List, from the lines below, each one with "Gold" in it.

---------- INFORMATION PROVIDED

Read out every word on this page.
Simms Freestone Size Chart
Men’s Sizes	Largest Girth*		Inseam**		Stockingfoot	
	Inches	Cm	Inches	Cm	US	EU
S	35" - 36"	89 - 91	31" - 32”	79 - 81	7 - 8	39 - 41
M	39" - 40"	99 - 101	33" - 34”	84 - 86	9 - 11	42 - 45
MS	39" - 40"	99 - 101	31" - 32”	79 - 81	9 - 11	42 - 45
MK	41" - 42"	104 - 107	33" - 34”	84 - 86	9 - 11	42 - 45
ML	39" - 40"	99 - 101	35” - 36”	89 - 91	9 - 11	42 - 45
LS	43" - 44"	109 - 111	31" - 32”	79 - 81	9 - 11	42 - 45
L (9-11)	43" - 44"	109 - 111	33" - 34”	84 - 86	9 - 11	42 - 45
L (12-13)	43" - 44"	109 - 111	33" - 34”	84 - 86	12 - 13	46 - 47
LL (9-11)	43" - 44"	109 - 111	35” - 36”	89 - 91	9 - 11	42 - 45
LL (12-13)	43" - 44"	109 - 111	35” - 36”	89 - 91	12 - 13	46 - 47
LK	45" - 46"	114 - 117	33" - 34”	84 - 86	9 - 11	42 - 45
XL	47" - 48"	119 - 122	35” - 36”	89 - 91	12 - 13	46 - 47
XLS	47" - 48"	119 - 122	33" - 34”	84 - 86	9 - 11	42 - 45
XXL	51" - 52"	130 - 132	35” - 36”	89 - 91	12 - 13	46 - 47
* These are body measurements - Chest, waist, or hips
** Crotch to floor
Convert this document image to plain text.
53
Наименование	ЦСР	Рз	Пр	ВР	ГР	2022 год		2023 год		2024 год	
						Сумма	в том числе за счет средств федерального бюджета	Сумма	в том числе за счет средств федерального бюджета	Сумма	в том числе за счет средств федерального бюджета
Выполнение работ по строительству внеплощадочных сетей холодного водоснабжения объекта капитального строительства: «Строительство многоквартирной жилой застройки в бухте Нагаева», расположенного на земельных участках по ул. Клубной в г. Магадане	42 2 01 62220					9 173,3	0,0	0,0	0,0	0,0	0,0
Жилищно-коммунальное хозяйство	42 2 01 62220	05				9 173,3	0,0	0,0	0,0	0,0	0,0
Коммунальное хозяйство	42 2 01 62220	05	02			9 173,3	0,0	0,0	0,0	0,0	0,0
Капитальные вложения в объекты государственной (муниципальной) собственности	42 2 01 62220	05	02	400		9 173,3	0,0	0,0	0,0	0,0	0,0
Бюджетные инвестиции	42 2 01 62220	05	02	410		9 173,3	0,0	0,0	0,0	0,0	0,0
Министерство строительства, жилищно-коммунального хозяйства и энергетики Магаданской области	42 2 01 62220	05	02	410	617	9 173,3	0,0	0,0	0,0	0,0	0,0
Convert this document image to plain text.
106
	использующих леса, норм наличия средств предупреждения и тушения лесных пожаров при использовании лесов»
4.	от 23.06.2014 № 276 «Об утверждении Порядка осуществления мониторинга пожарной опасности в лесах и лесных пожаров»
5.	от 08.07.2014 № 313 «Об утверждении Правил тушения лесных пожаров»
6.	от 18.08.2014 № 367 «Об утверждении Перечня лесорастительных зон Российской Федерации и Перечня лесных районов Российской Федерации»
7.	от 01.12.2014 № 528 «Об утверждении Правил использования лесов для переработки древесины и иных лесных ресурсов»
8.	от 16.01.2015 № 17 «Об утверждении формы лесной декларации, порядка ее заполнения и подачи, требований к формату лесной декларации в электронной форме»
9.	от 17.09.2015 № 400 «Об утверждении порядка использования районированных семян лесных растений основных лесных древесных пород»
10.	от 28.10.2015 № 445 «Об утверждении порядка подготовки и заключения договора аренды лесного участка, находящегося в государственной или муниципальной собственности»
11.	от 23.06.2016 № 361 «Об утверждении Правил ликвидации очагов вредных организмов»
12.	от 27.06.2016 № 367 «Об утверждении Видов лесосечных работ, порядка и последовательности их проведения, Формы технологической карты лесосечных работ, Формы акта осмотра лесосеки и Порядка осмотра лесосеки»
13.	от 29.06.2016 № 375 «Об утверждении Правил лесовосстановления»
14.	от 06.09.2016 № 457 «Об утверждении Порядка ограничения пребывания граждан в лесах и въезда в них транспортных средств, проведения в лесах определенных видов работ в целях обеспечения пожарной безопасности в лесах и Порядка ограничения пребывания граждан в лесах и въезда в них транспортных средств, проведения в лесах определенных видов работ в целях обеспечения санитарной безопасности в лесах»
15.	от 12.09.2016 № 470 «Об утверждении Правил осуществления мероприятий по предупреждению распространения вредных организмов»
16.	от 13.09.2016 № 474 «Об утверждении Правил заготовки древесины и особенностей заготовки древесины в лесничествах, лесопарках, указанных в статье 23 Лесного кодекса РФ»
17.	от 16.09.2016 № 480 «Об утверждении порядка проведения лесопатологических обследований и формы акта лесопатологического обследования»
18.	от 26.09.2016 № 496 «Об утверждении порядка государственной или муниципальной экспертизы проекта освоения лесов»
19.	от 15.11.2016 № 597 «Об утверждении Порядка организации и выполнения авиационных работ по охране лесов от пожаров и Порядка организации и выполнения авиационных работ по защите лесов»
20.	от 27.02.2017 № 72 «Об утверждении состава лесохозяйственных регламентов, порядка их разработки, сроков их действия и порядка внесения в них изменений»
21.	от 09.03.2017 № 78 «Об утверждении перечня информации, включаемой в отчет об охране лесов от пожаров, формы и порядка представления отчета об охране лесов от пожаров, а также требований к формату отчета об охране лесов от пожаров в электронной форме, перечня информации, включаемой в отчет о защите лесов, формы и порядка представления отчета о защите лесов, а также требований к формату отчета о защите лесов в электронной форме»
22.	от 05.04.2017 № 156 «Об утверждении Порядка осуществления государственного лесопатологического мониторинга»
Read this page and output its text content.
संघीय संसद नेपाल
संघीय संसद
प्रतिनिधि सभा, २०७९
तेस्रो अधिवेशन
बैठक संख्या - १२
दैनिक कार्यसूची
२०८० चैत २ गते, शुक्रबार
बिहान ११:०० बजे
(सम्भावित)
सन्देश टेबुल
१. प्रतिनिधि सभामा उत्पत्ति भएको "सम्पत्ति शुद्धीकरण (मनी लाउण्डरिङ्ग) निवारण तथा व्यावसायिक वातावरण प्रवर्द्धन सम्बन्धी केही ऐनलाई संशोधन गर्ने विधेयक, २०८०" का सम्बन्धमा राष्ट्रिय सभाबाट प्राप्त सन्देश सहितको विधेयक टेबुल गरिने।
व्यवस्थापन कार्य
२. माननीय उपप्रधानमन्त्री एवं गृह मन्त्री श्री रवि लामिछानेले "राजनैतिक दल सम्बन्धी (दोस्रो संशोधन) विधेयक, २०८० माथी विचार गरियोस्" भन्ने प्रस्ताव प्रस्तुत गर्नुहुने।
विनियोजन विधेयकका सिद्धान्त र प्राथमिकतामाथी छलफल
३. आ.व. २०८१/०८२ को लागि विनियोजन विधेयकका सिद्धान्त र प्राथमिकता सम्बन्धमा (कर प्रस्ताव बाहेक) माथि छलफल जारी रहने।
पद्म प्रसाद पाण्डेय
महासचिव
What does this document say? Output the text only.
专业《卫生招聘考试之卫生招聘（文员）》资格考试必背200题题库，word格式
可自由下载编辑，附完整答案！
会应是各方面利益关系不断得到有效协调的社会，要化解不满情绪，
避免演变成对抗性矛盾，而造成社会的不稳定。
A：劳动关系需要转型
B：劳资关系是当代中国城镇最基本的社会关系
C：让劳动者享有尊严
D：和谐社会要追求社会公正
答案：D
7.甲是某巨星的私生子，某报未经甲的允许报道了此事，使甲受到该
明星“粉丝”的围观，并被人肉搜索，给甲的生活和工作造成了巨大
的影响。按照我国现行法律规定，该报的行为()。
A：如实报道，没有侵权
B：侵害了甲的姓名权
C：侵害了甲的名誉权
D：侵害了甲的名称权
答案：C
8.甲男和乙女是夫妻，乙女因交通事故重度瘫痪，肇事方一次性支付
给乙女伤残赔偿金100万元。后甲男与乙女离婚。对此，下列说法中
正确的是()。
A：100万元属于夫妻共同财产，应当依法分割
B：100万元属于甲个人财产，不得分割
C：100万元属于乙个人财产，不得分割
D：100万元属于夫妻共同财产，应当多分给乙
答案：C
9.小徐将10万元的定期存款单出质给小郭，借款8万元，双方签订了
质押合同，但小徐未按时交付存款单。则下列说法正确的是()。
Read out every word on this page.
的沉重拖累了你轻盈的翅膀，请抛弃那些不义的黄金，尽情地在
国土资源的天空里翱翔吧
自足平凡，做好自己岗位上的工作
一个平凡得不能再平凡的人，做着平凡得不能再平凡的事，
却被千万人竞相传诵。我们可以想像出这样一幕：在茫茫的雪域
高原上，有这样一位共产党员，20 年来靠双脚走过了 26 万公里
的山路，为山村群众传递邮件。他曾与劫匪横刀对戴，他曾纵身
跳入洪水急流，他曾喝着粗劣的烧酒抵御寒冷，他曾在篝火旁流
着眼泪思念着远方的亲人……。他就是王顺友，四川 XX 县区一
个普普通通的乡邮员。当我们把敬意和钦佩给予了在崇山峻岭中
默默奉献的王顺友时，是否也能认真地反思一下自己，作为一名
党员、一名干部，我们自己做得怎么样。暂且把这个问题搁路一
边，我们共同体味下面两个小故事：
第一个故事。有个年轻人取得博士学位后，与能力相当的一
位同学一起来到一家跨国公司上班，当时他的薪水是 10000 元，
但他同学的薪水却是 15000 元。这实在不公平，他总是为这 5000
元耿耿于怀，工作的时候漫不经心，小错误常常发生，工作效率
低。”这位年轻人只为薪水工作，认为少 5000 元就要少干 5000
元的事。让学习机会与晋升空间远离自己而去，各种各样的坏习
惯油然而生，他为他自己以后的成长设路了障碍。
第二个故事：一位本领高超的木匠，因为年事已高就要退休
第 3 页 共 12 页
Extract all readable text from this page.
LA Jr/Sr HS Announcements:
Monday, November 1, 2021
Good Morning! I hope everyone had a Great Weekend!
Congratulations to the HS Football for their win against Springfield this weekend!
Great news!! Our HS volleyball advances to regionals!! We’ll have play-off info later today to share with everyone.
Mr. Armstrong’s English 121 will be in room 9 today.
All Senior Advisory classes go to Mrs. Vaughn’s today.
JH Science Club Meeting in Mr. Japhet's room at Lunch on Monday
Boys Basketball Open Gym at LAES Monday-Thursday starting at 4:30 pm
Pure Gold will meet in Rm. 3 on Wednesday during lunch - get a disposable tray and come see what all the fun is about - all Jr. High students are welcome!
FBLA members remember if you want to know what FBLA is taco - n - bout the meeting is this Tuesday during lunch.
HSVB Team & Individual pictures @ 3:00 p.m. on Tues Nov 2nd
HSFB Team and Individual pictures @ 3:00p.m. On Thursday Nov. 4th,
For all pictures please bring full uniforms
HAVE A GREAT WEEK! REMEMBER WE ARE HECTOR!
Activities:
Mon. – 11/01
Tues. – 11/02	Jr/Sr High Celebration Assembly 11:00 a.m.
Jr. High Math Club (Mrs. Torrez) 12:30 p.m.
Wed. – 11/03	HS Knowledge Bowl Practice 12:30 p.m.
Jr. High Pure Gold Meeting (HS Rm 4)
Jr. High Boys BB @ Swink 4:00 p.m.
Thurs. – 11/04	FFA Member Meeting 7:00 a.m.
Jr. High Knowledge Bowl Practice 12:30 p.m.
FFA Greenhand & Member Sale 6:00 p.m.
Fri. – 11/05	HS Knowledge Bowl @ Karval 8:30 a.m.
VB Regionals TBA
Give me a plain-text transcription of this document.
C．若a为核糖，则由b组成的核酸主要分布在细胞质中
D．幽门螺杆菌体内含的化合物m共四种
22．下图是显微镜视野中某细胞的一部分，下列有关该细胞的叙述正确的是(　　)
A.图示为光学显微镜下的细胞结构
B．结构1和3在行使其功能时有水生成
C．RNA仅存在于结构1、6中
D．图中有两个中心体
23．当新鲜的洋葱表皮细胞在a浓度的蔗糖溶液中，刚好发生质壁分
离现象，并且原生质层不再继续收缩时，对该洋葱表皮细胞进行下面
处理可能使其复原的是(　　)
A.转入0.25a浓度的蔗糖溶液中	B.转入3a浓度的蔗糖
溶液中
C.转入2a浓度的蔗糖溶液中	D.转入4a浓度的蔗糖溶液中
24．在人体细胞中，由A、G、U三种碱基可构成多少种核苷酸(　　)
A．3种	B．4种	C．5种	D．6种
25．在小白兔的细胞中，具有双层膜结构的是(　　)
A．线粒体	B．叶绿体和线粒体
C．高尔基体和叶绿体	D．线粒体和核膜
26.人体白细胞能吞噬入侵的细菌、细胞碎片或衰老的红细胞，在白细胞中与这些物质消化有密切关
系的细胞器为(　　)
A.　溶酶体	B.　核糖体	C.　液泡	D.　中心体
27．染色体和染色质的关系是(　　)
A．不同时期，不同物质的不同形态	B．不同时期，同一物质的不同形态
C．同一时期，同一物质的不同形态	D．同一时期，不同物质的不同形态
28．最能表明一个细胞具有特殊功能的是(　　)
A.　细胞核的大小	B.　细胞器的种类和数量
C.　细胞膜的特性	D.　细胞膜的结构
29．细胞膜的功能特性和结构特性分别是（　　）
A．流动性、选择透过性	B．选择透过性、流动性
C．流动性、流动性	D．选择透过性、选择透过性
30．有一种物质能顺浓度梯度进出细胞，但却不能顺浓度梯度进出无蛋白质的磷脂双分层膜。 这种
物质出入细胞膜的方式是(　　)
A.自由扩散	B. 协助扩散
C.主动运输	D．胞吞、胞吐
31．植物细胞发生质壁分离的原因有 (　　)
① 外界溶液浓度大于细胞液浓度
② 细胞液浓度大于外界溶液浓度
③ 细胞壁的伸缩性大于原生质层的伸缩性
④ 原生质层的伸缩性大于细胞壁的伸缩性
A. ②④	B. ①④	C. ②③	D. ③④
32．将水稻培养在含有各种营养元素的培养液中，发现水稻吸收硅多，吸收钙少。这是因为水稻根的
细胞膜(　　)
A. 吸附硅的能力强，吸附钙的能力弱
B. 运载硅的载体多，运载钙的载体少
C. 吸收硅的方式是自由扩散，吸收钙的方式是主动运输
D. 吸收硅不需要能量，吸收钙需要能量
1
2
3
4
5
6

--------------------

EXERCISE RESPONSE:
Pure Gold will meet in Rm. 3 on Wednesday during lunch - get a disposable tray and come see what all the fun is about - all Jr. High students are welcome!
Jr. High Pure Gold Meeting (HS Rm 4)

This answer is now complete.